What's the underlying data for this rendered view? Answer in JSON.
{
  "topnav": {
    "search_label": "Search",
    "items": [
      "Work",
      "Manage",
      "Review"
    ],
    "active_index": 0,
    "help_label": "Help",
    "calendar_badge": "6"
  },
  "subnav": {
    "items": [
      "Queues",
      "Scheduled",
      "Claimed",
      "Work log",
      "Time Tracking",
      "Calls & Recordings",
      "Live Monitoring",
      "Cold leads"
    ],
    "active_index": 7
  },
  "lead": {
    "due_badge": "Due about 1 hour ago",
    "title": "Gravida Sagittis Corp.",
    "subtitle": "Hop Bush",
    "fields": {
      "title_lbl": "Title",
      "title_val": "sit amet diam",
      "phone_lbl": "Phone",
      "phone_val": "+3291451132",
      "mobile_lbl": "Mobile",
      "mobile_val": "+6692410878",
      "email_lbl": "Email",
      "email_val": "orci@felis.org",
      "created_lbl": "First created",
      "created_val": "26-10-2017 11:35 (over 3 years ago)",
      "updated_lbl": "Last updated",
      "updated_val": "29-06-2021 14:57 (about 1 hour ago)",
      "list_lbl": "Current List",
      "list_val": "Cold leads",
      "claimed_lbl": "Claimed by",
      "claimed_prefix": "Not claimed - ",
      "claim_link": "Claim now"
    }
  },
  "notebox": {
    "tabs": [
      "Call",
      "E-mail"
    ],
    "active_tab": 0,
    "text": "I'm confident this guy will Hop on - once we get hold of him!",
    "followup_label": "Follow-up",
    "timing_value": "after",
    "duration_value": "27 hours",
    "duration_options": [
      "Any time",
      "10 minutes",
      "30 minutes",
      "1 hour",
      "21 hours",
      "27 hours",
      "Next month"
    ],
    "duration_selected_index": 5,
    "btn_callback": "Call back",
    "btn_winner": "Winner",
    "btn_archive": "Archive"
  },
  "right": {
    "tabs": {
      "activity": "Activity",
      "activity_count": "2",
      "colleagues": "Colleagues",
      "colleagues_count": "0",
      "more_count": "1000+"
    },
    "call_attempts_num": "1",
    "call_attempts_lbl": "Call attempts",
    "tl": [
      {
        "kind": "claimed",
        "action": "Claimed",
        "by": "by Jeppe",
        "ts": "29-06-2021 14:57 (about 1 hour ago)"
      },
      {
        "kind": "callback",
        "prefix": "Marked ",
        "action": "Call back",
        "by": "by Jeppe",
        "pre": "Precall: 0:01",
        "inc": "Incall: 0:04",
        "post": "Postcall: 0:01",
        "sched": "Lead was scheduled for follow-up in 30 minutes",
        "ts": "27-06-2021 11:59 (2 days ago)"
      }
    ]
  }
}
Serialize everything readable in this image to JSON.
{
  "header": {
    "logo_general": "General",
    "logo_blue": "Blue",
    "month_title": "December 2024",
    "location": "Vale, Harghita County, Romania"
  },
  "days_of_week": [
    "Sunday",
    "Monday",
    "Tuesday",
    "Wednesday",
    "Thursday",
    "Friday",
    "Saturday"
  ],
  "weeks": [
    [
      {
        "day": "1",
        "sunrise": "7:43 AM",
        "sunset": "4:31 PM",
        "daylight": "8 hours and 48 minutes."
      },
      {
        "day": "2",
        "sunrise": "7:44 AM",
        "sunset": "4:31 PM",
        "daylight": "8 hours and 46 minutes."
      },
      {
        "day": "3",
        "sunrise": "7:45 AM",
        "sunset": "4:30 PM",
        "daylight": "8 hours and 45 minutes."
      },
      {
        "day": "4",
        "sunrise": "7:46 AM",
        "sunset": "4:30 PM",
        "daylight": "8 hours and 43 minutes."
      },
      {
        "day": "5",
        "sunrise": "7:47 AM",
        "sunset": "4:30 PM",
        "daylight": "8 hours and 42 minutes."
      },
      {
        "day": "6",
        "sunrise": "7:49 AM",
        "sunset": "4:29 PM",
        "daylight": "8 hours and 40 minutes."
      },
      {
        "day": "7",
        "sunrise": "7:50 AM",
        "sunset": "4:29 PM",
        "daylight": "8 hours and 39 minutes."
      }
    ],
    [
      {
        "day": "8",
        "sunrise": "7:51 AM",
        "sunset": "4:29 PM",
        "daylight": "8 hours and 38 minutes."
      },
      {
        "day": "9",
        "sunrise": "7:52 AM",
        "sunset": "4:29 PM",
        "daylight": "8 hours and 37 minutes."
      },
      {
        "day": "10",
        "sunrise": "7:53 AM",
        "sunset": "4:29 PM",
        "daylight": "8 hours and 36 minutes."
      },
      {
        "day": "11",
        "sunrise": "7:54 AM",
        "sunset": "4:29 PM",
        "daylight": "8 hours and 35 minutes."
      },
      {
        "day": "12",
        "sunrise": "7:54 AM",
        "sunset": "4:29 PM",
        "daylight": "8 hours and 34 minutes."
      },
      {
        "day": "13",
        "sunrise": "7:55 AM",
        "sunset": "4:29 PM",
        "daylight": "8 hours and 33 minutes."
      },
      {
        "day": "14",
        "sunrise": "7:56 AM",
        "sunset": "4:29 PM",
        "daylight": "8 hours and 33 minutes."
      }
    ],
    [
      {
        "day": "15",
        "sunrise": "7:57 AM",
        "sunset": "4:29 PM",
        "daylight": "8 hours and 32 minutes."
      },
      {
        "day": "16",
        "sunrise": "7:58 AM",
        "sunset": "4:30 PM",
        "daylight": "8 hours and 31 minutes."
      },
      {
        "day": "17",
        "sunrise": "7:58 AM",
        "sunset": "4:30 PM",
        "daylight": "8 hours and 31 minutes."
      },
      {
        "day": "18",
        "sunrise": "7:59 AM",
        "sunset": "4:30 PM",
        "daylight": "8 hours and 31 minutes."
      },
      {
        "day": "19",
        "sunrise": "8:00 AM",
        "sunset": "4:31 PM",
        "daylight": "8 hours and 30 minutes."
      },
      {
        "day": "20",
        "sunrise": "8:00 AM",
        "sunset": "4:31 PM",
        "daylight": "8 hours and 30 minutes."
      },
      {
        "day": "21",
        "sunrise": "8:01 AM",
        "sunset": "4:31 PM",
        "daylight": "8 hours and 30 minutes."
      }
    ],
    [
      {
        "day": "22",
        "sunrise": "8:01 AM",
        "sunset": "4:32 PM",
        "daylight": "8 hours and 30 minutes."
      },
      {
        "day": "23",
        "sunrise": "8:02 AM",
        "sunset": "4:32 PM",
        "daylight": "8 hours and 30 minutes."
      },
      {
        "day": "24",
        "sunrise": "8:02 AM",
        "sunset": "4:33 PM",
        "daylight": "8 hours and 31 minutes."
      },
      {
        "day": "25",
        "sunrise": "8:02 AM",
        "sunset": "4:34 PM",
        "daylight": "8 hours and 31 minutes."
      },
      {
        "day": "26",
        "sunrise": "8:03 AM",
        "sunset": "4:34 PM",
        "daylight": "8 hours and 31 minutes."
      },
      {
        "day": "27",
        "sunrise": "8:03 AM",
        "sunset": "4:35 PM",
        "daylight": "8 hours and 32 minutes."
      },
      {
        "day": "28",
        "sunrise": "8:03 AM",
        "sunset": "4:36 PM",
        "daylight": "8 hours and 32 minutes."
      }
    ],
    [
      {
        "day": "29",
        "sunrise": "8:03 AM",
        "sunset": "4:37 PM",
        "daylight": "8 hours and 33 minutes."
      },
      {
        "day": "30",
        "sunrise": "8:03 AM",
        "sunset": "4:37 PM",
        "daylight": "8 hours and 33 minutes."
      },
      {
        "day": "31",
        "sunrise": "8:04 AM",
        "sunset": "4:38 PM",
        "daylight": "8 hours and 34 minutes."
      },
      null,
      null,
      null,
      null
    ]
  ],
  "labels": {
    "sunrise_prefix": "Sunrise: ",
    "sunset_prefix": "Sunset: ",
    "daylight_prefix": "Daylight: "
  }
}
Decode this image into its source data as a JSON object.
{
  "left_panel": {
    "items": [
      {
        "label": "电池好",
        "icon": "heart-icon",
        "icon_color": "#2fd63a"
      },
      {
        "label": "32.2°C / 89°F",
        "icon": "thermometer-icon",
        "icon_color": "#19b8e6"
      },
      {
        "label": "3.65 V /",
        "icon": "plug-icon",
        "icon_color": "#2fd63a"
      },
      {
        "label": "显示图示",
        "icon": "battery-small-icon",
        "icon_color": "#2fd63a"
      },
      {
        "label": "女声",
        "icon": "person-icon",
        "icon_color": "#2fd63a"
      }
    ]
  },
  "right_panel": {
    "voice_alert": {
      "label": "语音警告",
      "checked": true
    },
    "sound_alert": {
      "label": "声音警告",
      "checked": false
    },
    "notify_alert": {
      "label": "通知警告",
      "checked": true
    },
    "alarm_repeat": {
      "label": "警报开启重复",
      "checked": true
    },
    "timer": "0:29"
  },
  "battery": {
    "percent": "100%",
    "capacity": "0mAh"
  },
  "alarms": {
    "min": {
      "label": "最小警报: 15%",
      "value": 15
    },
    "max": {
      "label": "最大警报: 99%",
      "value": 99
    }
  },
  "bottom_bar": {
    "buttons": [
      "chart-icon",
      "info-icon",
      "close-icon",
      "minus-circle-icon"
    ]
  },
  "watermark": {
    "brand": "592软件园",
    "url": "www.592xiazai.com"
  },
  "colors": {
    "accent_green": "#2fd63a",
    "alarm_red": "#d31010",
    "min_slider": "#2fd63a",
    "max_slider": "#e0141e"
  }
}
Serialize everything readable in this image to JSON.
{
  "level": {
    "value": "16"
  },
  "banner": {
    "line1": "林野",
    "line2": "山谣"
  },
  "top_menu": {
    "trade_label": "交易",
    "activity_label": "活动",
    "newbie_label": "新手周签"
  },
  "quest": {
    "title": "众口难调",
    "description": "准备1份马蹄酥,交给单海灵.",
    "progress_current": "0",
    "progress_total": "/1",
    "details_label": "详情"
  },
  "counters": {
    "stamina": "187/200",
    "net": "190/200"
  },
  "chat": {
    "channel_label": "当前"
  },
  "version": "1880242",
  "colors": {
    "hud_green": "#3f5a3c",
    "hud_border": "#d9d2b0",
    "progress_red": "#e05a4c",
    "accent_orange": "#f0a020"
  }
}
══════
__INSTRUCTIONS FOR THE TASK__:
Copy out all lines above that include the string "JSON".

__SOLUTION FOR THIS EXERCISE__:
What's the underlying data for this rendered view? Answer in JSON.
Serialize everything readable in this image to JSON.
Decode this image into its source data as a JSON object.
Serialize everything readable in this image to JSON.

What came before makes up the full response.